-- BEGIN Dataset entries --

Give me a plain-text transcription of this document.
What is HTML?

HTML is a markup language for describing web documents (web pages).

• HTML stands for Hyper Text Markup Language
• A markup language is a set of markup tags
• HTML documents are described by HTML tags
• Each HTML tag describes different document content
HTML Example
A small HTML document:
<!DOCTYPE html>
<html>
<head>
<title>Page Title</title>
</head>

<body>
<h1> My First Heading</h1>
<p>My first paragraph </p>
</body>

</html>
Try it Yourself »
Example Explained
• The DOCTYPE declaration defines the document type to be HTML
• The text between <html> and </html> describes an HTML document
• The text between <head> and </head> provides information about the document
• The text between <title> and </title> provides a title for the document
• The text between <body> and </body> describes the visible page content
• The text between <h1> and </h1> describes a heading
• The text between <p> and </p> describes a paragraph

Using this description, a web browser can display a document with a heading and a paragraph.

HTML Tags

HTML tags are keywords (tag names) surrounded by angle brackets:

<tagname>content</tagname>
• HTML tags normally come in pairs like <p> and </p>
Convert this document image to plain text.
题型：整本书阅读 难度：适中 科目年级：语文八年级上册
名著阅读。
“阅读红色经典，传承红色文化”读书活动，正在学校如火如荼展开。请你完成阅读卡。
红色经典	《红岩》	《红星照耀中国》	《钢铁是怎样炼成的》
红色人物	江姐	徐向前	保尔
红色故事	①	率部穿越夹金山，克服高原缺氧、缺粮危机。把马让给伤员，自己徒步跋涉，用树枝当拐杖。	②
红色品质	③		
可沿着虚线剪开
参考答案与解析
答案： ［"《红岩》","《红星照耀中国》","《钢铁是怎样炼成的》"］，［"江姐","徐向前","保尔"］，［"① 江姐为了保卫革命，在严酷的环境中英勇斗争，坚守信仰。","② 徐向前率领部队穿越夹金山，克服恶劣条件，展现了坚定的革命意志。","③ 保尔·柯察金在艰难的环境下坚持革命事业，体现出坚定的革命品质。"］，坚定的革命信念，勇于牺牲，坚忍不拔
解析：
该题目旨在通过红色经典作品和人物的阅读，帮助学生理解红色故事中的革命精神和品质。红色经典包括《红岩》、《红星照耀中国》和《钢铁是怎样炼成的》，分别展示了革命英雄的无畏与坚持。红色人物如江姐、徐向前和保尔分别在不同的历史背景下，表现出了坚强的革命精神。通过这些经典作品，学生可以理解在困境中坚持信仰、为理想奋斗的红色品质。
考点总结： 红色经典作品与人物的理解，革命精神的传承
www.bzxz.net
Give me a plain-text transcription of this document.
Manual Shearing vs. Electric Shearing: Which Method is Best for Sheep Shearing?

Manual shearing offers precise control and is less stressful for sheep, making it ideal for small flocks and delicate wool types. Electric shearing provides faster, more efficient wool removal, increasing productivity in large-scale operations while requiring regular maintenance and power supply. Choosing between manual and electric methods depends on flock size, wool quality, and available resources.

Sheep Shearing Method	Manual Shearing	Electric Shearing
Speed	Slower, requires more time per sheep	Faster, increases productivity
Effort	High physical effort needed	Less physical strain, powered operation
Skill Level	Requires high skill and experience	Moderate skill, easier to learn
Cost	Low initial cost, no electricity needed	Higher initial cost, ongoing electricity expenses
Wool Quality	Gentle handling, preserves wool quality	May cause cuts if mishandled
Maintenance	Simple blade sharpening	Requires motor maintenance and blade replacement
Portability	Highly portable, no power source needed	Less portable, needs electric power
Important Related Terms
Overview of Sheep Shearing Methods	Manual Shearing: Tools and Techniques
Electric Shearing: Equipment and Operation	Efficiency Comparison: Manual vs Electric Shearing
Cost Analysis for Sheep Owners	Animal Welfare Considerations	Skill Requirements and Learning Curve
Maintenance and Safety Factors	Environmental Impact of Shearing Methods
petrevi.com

-- END Dataset entries --
-- BEGIN Dataset entries --

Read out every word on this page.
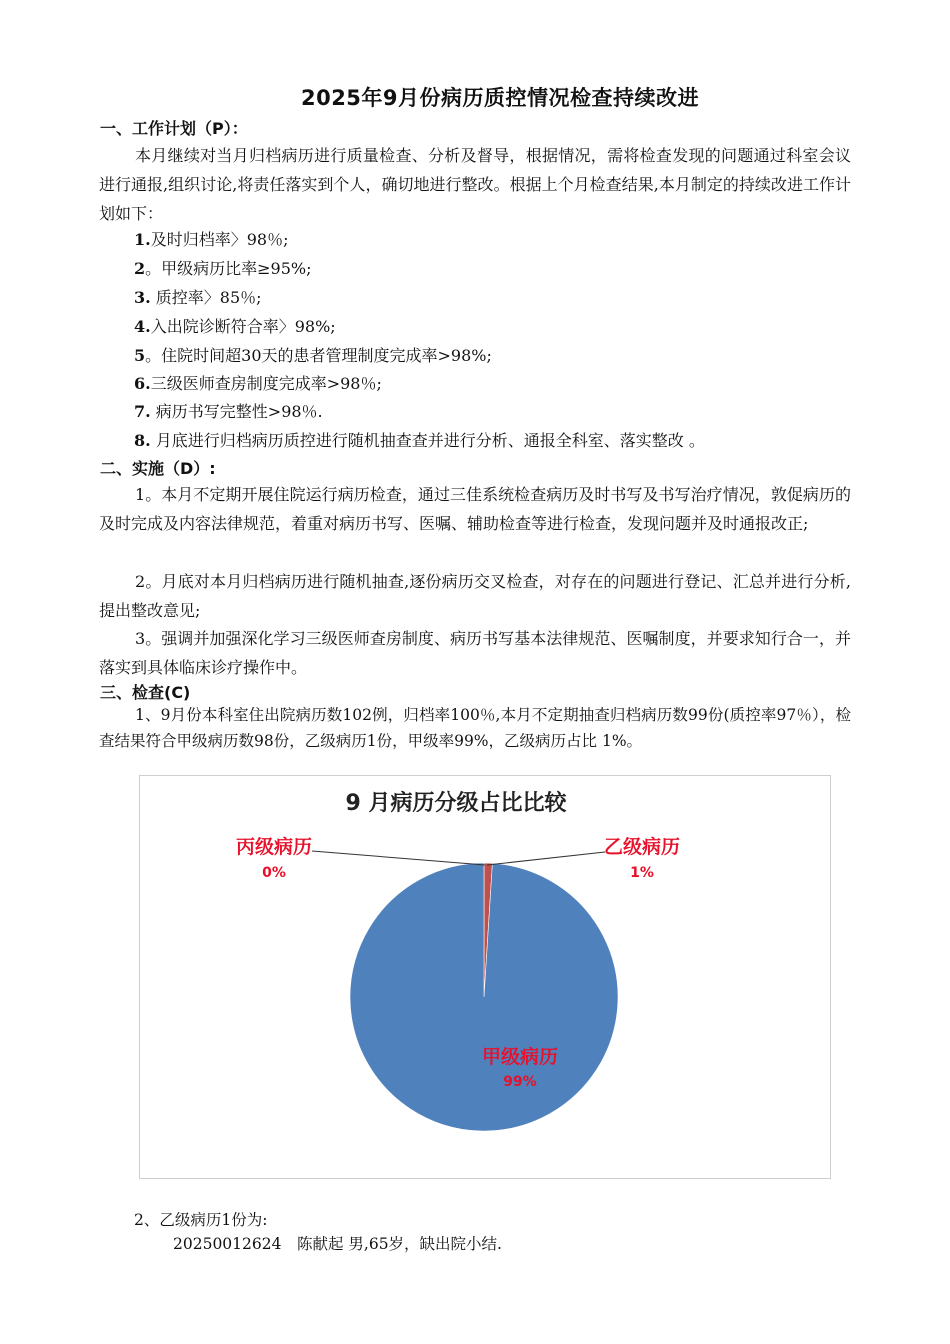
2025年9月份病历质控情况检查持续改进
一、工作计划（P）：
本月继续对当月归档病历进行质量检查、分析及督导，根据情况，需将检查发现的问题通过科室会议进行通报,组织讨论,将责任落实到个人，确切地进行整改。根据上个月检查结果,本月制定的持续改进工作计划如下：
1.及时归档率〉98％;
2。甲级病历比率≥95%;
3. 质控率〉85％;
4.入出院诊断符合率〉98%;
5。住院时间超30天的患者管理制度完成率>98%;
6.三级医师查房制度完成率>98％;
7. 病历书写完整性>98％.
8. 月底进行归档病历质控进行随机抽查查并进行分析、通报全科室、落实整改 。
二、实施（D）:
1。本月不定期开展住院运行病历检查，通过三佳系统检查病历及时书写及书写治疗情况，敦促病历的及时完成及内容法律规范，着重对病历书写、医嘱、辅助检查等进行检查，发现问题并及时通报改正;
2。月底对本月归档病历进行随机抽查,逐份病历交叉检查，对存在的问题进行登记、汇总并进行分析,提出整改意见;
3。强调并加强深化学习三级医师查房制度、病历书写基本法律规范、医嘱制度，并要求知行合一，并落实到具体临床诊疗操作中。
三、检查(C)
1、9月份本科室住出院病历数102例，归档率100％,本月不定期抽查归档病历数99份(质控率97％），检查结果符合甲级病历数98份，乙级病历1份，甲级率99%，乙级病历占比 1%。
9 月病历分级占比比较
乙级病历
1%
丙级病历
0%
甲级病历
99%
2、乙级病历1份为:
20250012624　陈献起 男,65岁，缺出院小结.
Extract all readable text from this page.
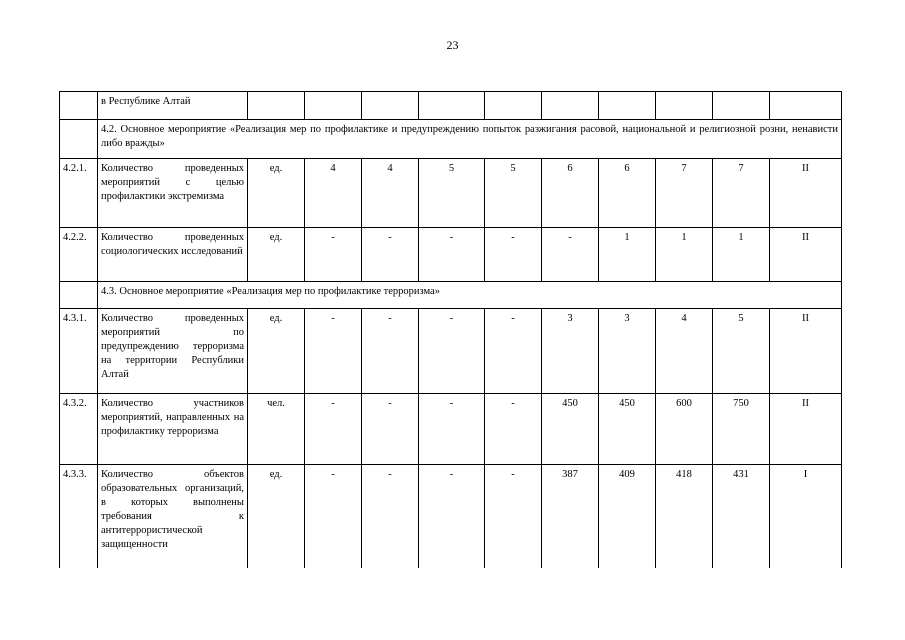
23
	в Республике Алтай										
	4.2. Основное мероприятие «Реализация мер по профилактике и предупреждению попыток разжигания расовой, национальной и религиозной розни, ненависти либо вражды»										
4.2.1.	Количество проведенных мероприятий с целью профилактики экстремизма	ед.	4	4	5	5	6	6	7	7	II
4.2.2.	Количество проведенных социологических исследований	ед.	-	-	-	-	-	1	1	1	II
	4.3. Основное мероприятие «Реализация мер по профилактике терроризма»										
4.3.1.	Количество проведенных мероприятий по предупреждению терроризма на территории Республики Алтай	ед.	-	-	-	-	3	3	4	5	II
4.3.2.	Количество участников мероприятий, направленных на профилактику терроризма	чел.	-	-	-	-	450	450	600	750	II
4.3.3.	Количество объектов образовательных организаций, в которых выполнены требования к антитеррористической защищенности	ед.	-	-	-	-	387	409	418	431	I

-- END Dataset entries --
-- BEGIN Dataset entries --

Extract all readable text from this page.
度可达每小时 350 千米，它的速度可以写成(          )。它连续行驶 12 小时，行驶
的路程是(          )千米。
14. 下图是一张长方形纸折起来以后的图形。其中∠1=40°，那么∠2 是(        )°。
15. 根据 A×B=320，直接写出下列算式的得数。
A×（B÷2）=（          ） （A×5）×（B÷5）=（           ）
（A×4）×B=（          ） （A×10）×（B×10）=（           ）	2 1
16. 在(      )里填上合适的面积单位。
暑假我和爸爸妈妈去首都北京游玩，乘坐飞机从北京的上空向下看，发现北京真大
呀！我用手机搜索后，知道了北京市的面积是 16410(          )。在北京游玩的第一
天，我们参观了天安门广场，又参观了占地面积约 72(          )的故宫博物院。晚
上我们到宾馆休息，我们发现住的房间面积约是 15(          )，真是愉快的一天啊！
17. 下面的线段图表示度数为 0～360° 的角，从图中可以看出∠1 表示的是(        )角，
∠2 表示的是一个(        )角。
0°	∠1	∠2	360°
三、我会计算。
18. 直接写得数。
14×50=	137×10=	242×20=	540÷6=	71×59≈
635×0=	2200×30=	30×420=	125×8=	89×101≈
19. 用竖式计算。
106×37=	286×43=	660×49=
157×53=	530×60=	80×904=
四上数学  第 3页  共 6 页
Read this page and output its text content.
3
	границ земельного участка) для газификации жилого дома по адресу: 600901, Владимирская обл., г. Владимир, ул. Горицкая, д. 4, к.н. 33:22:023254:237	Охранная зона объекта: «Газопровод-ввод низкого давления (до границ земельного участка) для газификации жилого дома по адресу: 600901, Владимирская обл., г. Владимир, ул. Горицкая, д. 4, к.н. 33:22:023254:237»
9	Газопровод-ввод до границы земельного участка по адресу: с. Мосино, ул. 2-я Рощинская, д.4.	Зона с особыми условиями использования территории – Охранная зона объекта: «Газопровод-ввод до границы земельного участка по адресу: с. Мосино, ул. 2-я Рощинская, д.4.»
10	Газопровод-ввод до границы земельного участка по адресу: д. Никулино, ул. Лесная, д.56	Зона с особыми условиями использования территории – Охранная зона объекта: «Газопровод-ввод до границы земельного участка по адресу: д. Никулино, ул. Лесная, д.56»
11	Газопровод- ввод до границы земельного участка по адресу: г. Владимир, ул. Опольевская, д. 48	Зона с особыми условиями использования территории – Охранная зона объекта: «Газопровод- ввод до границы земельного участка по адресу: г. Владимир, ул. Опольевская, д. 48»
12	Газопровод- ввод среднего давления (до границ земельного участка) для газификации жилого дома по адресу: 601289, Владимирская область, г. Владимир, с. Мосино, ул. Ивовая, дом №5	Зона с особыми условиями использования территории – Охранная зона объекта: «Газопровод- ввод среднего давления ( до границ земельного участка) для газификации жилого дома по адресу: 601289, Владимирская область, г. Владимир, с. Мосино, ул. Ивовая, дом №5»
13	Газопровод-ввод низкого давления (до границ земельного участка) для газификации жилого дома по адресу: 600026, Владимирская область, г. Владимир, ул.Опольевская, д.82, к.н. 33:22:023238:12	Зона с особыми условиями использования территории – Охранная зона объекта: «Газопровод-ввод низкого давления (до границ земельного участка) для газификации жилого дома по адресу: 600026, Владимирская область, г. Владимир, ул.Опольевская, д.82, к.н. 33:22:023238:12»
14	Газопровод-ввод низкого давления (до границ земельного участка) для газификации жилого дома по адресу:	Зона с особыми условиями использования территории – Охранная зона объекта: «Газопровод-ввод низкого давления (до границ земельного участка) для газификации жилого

-- END Dataset entries --

To do
Search the entries for the word "терроризма" and copy every line that has it.

Result
	4.3. Основное мероприятие «Реализация мер по профилактике терроризма»										
4.3.1.	Количество проведенных мероприятий по предупреждению терроризма на территории Республики Алтай	ед.	-	-	-	-	3	3	4	5	II
4.3.2.	Количество участников мероприятий, направленных на профилактику терроризма	чел.	-	-	-	-	450	450	600	750	II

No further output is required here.